#### Entries ####

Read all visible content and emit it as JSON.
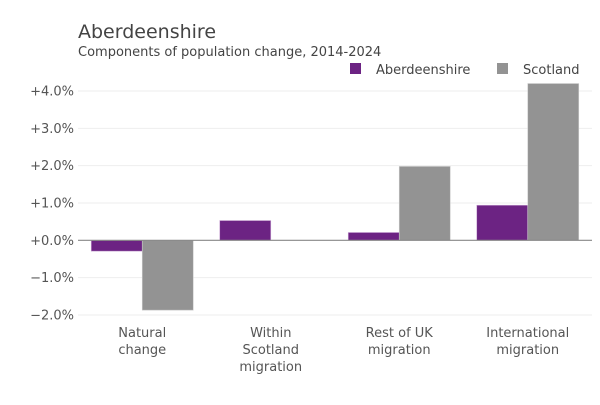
{
  "chart_data": {
    "type": "bar",
    "title": "Aberdeenshire",
    "subtitle": "Components of population change, 2014-2024",
    "xlabel": "",
    "ylabel": "",
    "categories": [
      [
        "Natural",
        "change"
      ],
      [
        "Within",
        "Scotland",
        "migration"
      ],
      [
        "Rest of UK",
        "migration"
      ],
      [
        "International",
        "migration"
      ]
    ],
    "series": [
      {
        "name": "Aberdeenshire",
        "color": "#6c2383",
        "values": [
          -0.29,
          0.53,
          0.21,
          0.94
        ]
      },
      {
        "name": "Scotland",
        "color": "#939393",
        "values": [
          -1.87,
          0.0,
          1.98,
          4.2
        ]
      }
    ],
    "ylim": [
      -2.0,
      4.0
    ],
    "yticks": [
      4.0,
      3.0,
      2.0,
      1.0,
      0.0,
      -1.0,
      -2.0
    ],
    "ytick_labels": [
      "+4.0%",
      "+3.0%",
      "+2.0%",
      "+1.0%",
      "+0.0%",
      "−1.0%",
      "−2.0%"
    ],
    "grid": true,
    "legend_position": "top-right"
  }
}
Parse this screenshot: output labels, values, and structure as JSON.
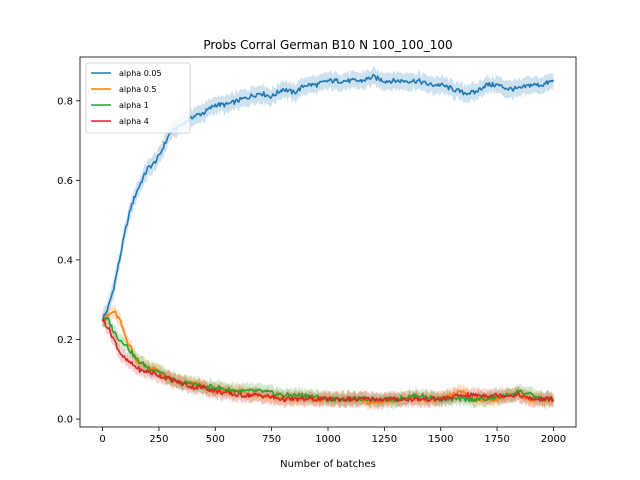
{
  "chart_data": {
    "type": "line",
    "title": "Probs Corral German B10 N 100_100_100",
    "xlabel": "Number of batches",
    "ylabel": "",
    "xlim": [
      -100,
      2100
    ],
    "ylim": [
      -0.02,
      0.91
    ],
    "xticks": [
      0,
      250,
      500,
      750,
      1000,
      1250,
      1500,
      1750,
      2000
    ],
    "yticks": [
      0.0,
      0.2,
      0.4,
      0.6,
      0.8
    ],
    "ytick_labels": [
      "0.0",
      "0.2",
      "0.4",
      "0.6",
      "0.8"
    ],
    "legend_position": "top-left",
    "grid": false,
    "series": [
      {
        "name": "alpha 0.05",
        "color": "#1f77b4",
        "x": [
          0,
          25,
          50,
          75,
          100,
          125,
          150,
          175,
          200,
          225,
          250,
          275,
          300,
          350,
          400,
          450,
          500,
          550,
          600,
          650,
          700,
          750,
          800,
          850,
          900,
          950,
          1000,
          1050,
          1100,
          1150,
          1200,
          1250,
          1300,
          1350,
          1400,
          1450,
          1500,
          1550,
          1600,
          1650,
          1700,
          1750,
          1800,
          1850,
          1900,
          1950,
          2000
        ],
        "y": [
          0.25,
          0.28,
          0.33,
          0.4,
          0.47,
          0.53,
          0.57,
          0.6,
          0.63,
          0.64,
          0.66,
          0.69,
          0.72,
          0.74,
          0.76,
          0.77,
          0.79,
          0.79,
          0.8,
          0.81,
          0.82,
          0.81,
          0.83,
          0.82,
          0.84,
          0.84,
          0.85,
          0.85,
          0.85,
          0.85,
          0.86,
          0.85,
          0.85,
          0.85,
          0.85,
          0.84,
          0.84,
          0.83,
          0.82,
          0.82,
          0.84,
          0.84,
          0.83,
          0.83,
          0.84,
          0.84,
          0.85
        ],
        "band": 0.025
      },
      {
        "name": "alpha 0.5",
        "color": "#ff7f0e",
        "x": [
          0,
          25,
          50,
          75,
          100,
          125,
          150,
          175,
          200,
          250,
          300,
          350,
          400,
          450,
          500,
          600,
          700,
          800,
          900,
          1000,
          1100,
          1200,
          1300,
          1400,
          1500,
          1550,
          1600,
          1650,
          1700,
          1750,
          1800,
          1850,
          1900,
          1950,
          2000
        ],
        "y": [
          0.25,
          0.26,
          0.27,
          0.25,
          0.21,
          0.18,
          0.15,
          0.14,
          0.13,
          0.12,
          0.1,
          0.09,
          0.09,
          0.08,
          0.07,
          0.07,
          0.06,
          0.05,
          0.05,
          0.05,
          0.05,
          0.04,
          0.05,
          0.05,
          0.05,
          0.06,
          0.07,
          0.05,
          0.05,
          0.05,
          0.06,
          0.06,
          0.05,
          0.05,
          0.05
        ],
        "band": 0.02
      },
      {
        "name": "alpha 1",
        "color": "#2ca02c",
        "x": [
          0,
          25,
          50,
          75,
          100,
          125,
          150,
          175,
          200,
          250,
          300,
          350,
          400,
          450,
          500,
          600,
          700,
          800,
          900,
          1000,
          1100,
          1200,
          1300,
          1400,
          1500,
          1600,
          1700,
          1800,
          1850,
          1900,
          1950,
          2000
        ],
        "y": [
          0.25,
          0.25,
          0.22,
          0.2,
          0.19,
          0.17,
          0.15,
          0.14,
          0.13,
          0.12,
          0.1,
          0.09,
          0.09,
          0.08,
          0.08,
          0.07,
          0.07,
          0.06,
          0.06,
          0.05,
          0.05,
          0.05,
          0.05,
          0.06,
          0.05,
          0.05,
          0.05,
          0.06,
          0.07,
          0.06,
          0.05,
          0.05
        ],
        "band": 0.02
      },
      {
        "name": "alpha 4",
        "color": "#d62728",
        "x": [
          0,
          25,
          50,
          75,
          100,
          125,
          150,
          175,
          200,
          250,
          300,
          350,
          400,
          450,
          500,
          600,
          700,
          800,
          900,
          1000,
          1100,
          1200,
          1300,
          1400,
          1500,
          1600,
          1700,
          1800,
          1850,
          1900,
          1950,
          2000
        ],
        "y": [
          0.25,
          0.23,
          0.2,
          0.17,
          0.15,
          0.14,
          0.13,
          0.12,
          0.12,
          0.11,
          0.1,
          0.09,
          0.08,
          0.08,
          0.07,
          0.06,
          0.06,
          0.05,
          0.05,
          0.05,
          0.05,
          0.05,
          0.05,
          0.05,
          0.05,
          0.06,
          0.06,
          0.06,
          0.06,
          0.05,
          0.05,
          0.05
        ],
        "band": 0.02
      }
    ]
  }
}
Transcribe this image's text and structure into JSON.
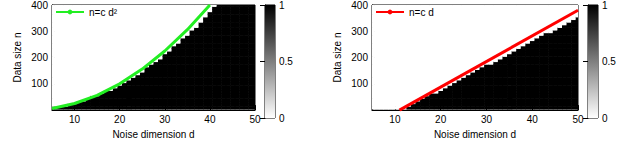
{
  "chart_data": [
    {
      "type": "heatmap",
      "x_label": "Noise dimension d",
      "y_label": "Data size n",
      "xlim": [
        5,
        50
      ],
      "xticks": [
        10,
        20,
        30,
        40,
        50
      ],
      "ylim": [
        0,
        400
      ],
      "yticks": [
        100,
        200,
        300,
        400
      ],
      "x": [
        5,
        6,
        7,
        8,
        9,
        10,
        11,
        12,
        13,
        14,
        15,
        16,
        17,
        18,
        19,
        20,
        21,
        22,
        23,
        24,
        25,
        26,
        27,
        28,
        29,
        30,
        31,
        32,
        33,
        34,
        35,
        36,
        37,
        38,
        39,
        40,
        41,
        42,
        43,
        44,
        45,
        46,
        47,
        48,
        49,
        50
      ],
      "y": [
        10,
        20,
        30,
        40,
        50,
        60,
        70,
        80,
        90,
        100,
        110,
        120,
        130,
        140,
        150,
        160,
        170,
        180,
        190,
        200,
        210,
        220,
        230,
        240,
        250,
        260,
        270,
        280,
        290,
        300,
        310,
        320,
        330,
        340,
        350,
        360,
        370,
        380,
        390,
        400
      ],
      "boundary": [
        10,
        10,
        10,
        10,
        20,
        20,
        30,
        30,
        40,
        50,
        50,
        60,
        70,
        70,
        80,
        90,
        100,
        110,
        120,
        130,
        140,
        160,
        170,
        180,
        190,
        210,
        220,
        240,
        250,
        270,
        280,
        300,
        310,
        330,
        350,
        370,
        390,
        400,
        400,
        400,
        400,
        400,
        400,
        400,
        400,
        400
      ],
      "colorbar": {
        "range": [
          0,
          1
        ],
        "ticks": [
          0,
          0.5,
          1
        ]
      },
      "series": [
        {
          "name": "n=c d²",
          "type": "line",
          "color": "#22ee22",
          "x": [
            5,
            10,
            15,
            20,
            25,
            30,
            35,
            40
          ],
          "values": [
            6,
            25,
            56,
            100,
            156,
            225,
            306,
            400
          ]
        }
      ],
      "legend": "upper left"
    },
    {
      "type": "heatmap",
      "x_label": "Noise dimension d",
      "y_label": "Data size n",
      "xlim": [
        5,
        50
      ],
      "xticks": [
        10,
        20,
        30,
        40,
        50
      ],
      "ylim": [
        0,
        400
      ],
      "yticks": [
        100,
        200,
        300,
        400
      ],
      "x": [
        5,
        6,
        7,
        8,
        9,
        10,
        11,
        12,
        13,
        14,
        15,
        16,
        17,
        18,
        19,
        20,
        21,
        22,
        23,
        24,
        25,
        26,
        27,
        28,
        29,
        30,
        31,
        32,
        33,
        34,
        35,
        36,
        37,
        38,
        39,
        40,
        41,
        42,
        43,
        44,
        45,
        46,
        47,
        48,
        49,
        50
      ],
      "y": [
        10,
        20,
        30,
        40,
        50,
        60,
        70,
        80,
        90,
        100,
        110,
        120,
        130,
        140,
        150,
        160,
        170,
        180,
        190,
        200,
        210,
        220,
        230,
        240,
        250,
        260,
        270,
        280,
        290,
        300,
        310,
        320,
        330,
        340,
        350,
        360,
        370,
        380,
        390,
        400
      ],
      "boundary": [
        0,
        0,
        0,
        0,
        0,
        0,
        0,
        0,
        10,
        20,
        30,
        40,
        50,
        60,
        60,
        70,
        80,
        90,
        100,
        110,
        120,
        130,
        140,
        150,
        160,
        170,
        170,
        180,
        190,
        200,
        210,
        220,
        230,
        240,
        250,
        260,
        270,
        280,
        290,
        290,
        300,
        310,
        320,
        330,
        340,
        350
      ],
      "colorbar": {
        "range": [
          0,
          1
        ],
        "ticks": [
          0,
          0.5,
          1
        ]
      },
      "series": [
        {
          "name": "n=c d",
          "type": "line",
          "color": "#ff0000",
          "x": [
            11,
            50
          ],
          "values": [
            0,
            380
          ]
        }
      ],
      "legend": "upper left"
    }
  ]
}
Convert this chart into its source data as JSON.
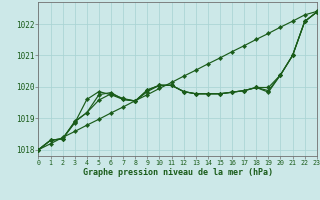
{
  "title": "Graphe pression niveau de la mer (hPa)",
  "bg_color": "#cce8e8",
  "grid_color": "#aad4d4",
  "line_color": "#1a5c1a",
  "xlim": [
    0,
    23
  ],
  "ylim": [
    1017.8,
    1022.7
  ],
  "xticks": [
    0,
    1,
    2,
    3,
    4,
    5,
    6,
    7,
    8,
    9,
    10,
    11,
    12,
    13,
    14,
    15,
    16,
    17,
    18,
    19,
    20,
    21,
    22,
    23
  ],
  "yticks": [
    1018,
    1019,
    1020,
    1021,
    1022
  ],
  "line_a": [
    1018.0,
    1018.3,
    1018.35,
    1018.85,
    1019.6,
    1019.85,
    1019.75,
    1019.6,
    1019.55,
    1019.85,
    1020.05,
    1020.05,
    1019.85,
    1019.78,
    1019.78,
    1019.78,
    1019.83,
    1019.88,
    1019.98,
    1019.98,
    1020.38,
    1021.0,
    1022.08,
    1022.38
  ],
  "line_b": [
    1018.0,
    1018.3,
    1018.35,
    1018.88,
    1019.18,
    1019.75,
    1019.82,
    1019.6,
    1019.55,
    1019.9,
    1020.05,
    1020.05,
    1019.85,
    1019.78,
    1019.78,
    1019.78,
    1019.83,
    1019.88,
    1019.98,
    1019.88,
    1020.38,
    1021.0,
    1022.08,
    1022.38
  ],
  "line_c": [
    1018.0,
    1018.3,
    1018.35,
    1018.9,
    1019.18,
    1019.58,
    1019.78,
    1019.63,
    1019.55,
    1019.9,
    1020.05,
    1020.05,
    1019.85,
    1019.78,
    1019.78,
    1019.78,
    1019.83,
    1019.88,
    1019.98,
    1019.83,
    1020.38,
    1021.0,
    1022.08,
    1022.38
  ],
  "line_diag": [
    1018.0,
    1018.19,
    1018.39,
    1018.58,
    1018.78,
    1018.97,
    1019.17,
    1019.36,
    1019.56,
    1019.75,
    1019.95,
    1020.14,
    1020.34,
    1020.53,
    1020.73,
    1020.92,
    1021.12,
    1021.31,
    1021.51,
    1021.7,
    1021.9,
    1022.09,
    1022.29,
    1022.4
  ]
}
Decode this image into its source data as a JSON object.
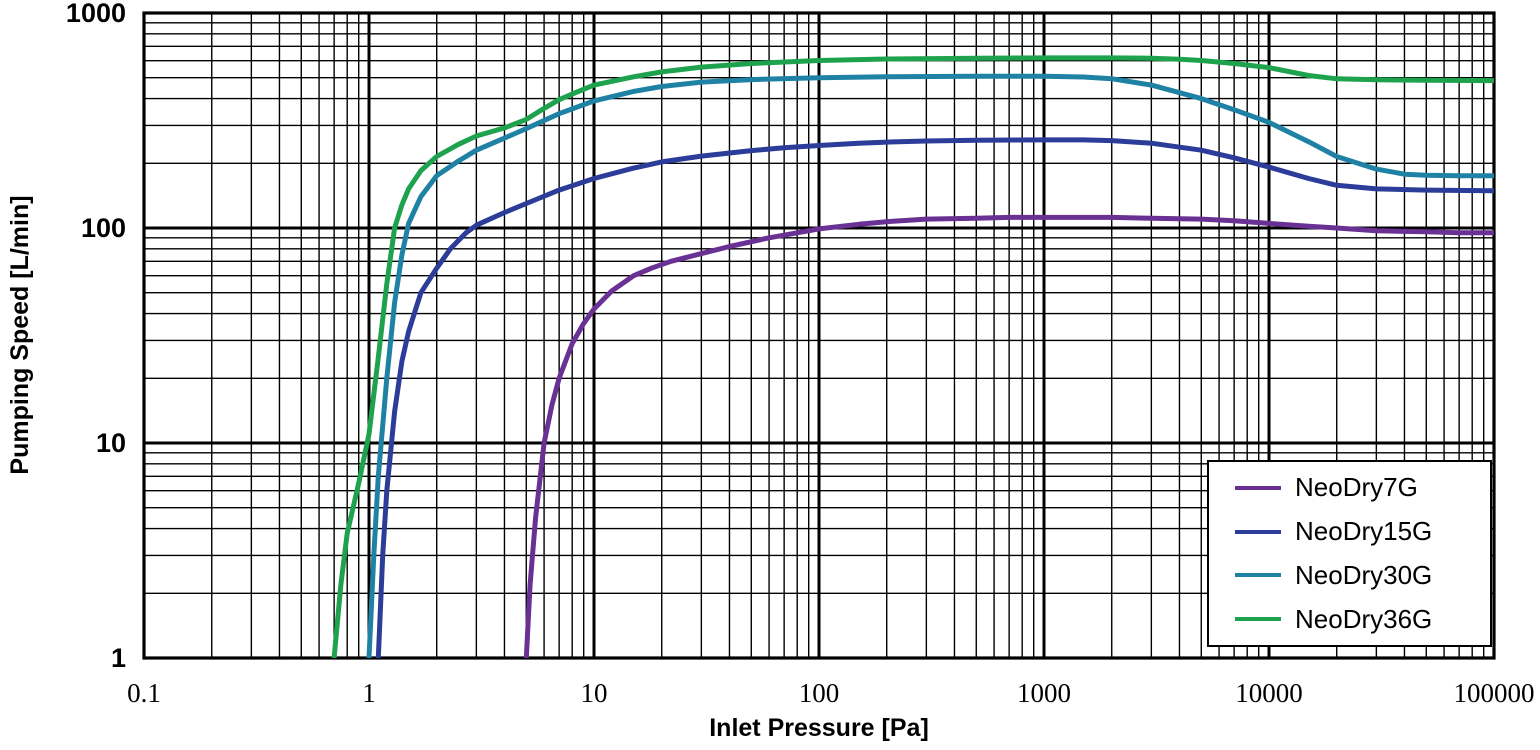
{
  "figure": {
    "background_color": "#ffffff",
    "grid_color": "#000000",
    "border_color": "#000000"
  },
  "axes": {
    "x": {
      "title": "Inlet Pressure [Pa]",
      "scale": "log",
      "min": 0.1,
      "max": 100000,
      "tick_values": [
        0.1,
        1,
        10,
        100,
        1000,
        10000,
        100000
      ],
      "tick_labels": [
        "0.1",
        "1",
        "10",
        "100",
        "1000",
        "10000",
        "100000"
      ]
    },
    "y": {
      "title": "Pumping Speed [L/min]",
      "scale": "log",
      "min": 1,
      "max": 1000,
      "tick_values": [
        1,
        10,
        100,
        1000
      ],
      "tick_labels": [
        "1",
        "10",
        "100",
        "1000"
      ]
    }
  },
  "legend": {
    "position": "inside-lower-right",
    "border_color": "#000000",
    "background": "#ffffff"
  },
  "chart_data": {
    "type": "line",
    "title": "",
    "xlabel": "Inlet Pressure [Pa]",
    "ylabel": "Pumping Speed [L/min]",
    "x_scale": "log",
    "y_scale": "log",
    "xlim": [
      0.1,
      100000
    ],
    "ylim": [
      1,
      1000
    ],
    "grid": true,
    "legend_position": "lower right",
    "series": [
      {
        "name": "NeoDry7G",
        "color": "#6a3194",
        "points": [
          [
            5,
            1
          ],
          [
            5.2,
            2.2
          ],
          [
            5.5,
            4.5
          ],
          [
            6,
            10
          ],
          [
            6.5,
            15
          ],
          [
            7,
            20
          ],
          [
            8,
            29
          ],
          [
            9,
            36
          ],
          [
            10,
            42
          ],
          [
            12,
            51
          ],
          [
            15,
            60
          ],
          [
            18,
            65
          ],
          [
            22,
            70
          ],
          [
            30,
            76
          ],
          [
            40,
            82
          ],
          [
            60,
            90
          ],
          [
            80,
            95
          ],
          [
            100,
            99
          ],
          [
            150,
            104
          ],
          [
            200,
            107
          ],
          [
            300,
            110
          ],
          [
            500,
            111
          ],
          [
            700,
            112
          ],
          [
            1000,
            112
          ],
          [
            2000,
            112
          ],
          [
            3000,
            111
          ],
          [
            5000,
            110
          ],
          [
            7000,
            108
          ],
          [
            10000,
            105
          ],
          [
            15000,
            102
          ],
          [
            20000,
            100
          ],
          [
            30000,
            97
          ],
          [
            50000,
            96
          ],
          [
            70000,
            95
          ],
          [
            100000,
            95
          ]
        ]
      },
      {
        "name": "NeoDry15G",
        "color": "#2b3d98",
        "points": [
          [
            1.1,
            1
          ],
          [
            1.15,
            3
          ],
          [
            1.2,
            6
          ],
          [
            1.3,
            14
          ],
          [
            1.4,
            24
          ],
          [
            1.5,
            33
          ],
          [
            1.7,
            50
          ],
          [
            2,
            65
          ],
          [
            2.3,
            80
          ],
          [
            2.7,
            95
          ],
          [
            3,
            103
          ],
          [
            4,
            118
          ],
          [
            5,
            130
          ],
          [
            7,
            150
          ],
          [
            10,
            170
          ],
          [
            15,
            190
          ],
          [
            20,
            203
          ],
          [
            30,
            216
          ],
          [
            50,
            229
          ],
          [
            70,
            236
          ],
          [
            100,
            242
          ],
          [
            150,
            248
          ],
          [
            200,
            251
          ],
          [
            300,
            254
          ],
          [
            500,
            256
          ],
          [
            1000,
            257
          ],
          [
            1500,
            257
          ],
          [
            2000,
            255
          ],
          [
            3000,
            248
          ],
          [
            5000,
            230
          ],
          [
            7000,
            212
          ],
          [
            10000,
            192
          ],
          [
            15000,
            170
          ],
          [
            20000,
            158
          ],
          [
            30000,
            152
          ],
          [
            50000,
            150
          ],
          [
            100000,
            149
          ]
        ]
      },
      {
        "name": "NeoDry30G",
        "color": "#1f82a5",
        "points": [
          [
            1,
            1
          ],
          [
            1.05,
            3
          ],
          [
            1.1,
            7
          ],
          [
            1.2,
            20
          ],
          [
            1.3,
            45
          ],
          [
            1.4,
            75
          ],
          [
            1.5,
            105
          ],
          [
            1.7,
            140
          ],
          [
            2,
            175
          ],
          [
            2.5,
            205
          ],
          [
            3,
            230
          ],
          [
            4,
            262
          ],
          [
            5,
            290
          ],
          [
            7,
            340
          ],
          [
            10,
            390
          ],
          [
            15,
            432
          ],
          [
            20,
            455
          ],
          [
            30,
            477
          ],
          [
            50,
            490
          ],
          [
            100,
            500
          ],
          [
            200,
            505
          ],
          [
            500,
            508
          ],
          [
            1000,
            508
          ],
          [
            1500,
            504
          ],
          [
            2000,
            495
          ],
          [
            3000,
            462
          ],
          [
            5000,
            400
          ],
          [
            7000,
            355
          ],
          [
            10000,
            310
          ],
          [
            15000,
            252
          ],
          [
            20000,
            215
          ],
          [
            30000,
            188
          ],
          [
            40000,
            178
          ],
          [
            50000,
            176
          ],
          [
            70000,
            175
          ],
          [
            100000,
            175
          ]
        ]
      },
      {
        "name": "NeoDry36G",
        "color": "#1fa24e",
        "points": [
          [
            0.7,
            1
          ],
          [
            0.75,
            2.2
          ],
          [
            0.8,
            3.8
          ],
          [
            0.9,
            6.5
          ],
          [
            1,
            11
          ],
          [
            1.1,
            25
          ],
          [
            1.2,
            55
          ],
          [
            1.3,
            100
          ],
          [
            1.4,
            128
          ],
          [
            1.5,
            152
          ],
          [
            1.7,
            185
          ],
          [
            2,
            215
          ],
          [
            2.5,
            245
          ],
          [
            3,
            268
          ],
          [
            4,
            292
          ],
          [
            5,
            320
          ],
          [
            6,
            360
          ],
          [
            7,
            395
          ],
          [
            8,
            420
          ],
          [
            10,
            462
          ],
          [
            15,
            505
          ],
          [
            20,
            532
          ],
          [
            30,
            560
          ],
          [
            50,
            582
          ],
          [
            100,
            601
          ],
          [
            200,
            611
          ],
          [
            500,
            616
          ],
          [
            1000,
            618
          ],
          [
            2000,
            618
          ],
          [
            3000,
            616
          ],
          [
            4000,
            610
          ],
          [
            5000,
            601
          ],
          [
            7000,
            582
          ],
          [
            10000,
            557
          ],
          [
            15000,
            512
          ],
          [
            20000,
            494
          ],
          [
            30000,
            489
          ],
          [
            50000,
            487
          ],
          [
            100000,
            485
          ]
        ]
      }
    ]
  }
}
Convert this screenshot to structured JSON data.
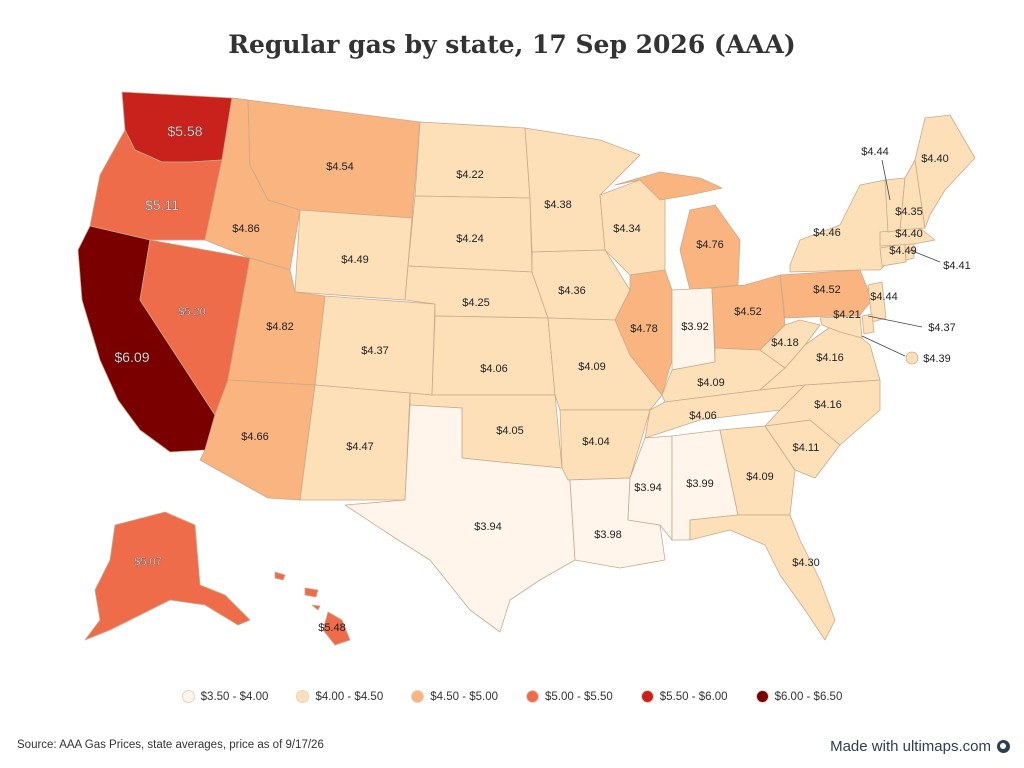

####

Using the listing above, show every line that includes the string "image".

Transcribe this image's text and structure into JSON.
Decode this image into its source data as a JSON object.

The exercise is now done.